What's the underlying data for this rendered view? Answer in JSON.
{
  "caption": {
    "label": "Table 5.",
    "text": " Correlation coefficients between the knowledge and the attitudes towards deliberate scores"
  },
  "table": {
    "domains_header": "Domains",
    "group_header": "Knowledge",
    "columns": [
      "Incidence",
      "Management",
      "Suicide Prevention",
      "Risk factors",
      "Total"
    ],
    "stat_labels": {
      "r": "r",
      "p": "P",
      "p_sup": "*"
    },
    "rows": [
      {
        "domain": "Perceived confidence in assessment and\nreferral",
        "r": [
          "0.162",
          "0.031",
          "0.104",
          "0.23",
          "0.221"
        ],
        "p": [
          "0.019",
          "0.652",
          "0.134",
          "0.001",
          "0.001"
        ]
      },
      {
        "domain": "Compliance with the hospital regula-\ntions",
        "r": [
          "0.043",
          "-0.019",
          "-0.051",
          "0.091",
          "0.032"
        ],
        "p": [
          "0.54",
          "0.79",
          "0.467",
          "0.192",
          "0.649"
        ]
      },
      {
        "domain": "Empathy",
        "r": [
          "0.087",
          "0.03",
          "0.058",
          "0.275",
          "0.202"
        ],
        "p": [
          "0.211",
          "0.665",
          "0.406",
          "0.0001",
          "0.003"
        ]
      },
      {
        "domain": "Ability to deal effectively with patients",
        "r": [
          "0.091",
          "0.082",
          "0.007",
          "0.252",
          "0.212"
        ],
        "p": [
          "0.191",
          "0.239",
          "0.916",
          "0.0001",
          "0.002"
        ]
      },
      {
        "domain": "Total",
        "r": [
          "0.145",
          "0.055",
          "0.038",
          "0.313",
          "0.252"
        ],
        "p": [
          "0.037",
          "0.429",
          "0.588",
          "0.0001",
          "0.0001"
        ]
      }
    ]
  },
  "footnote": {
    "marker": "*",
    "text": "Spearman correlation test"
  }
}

§ **WORK TASK**
Which lines of the material contain "text"? List them.

§ **EXPECTED ANSWER**
    "text": " Correlation coefficients between the knowledge and the attitudes towards deliberate scores"
    "text": "Spearman correlation test"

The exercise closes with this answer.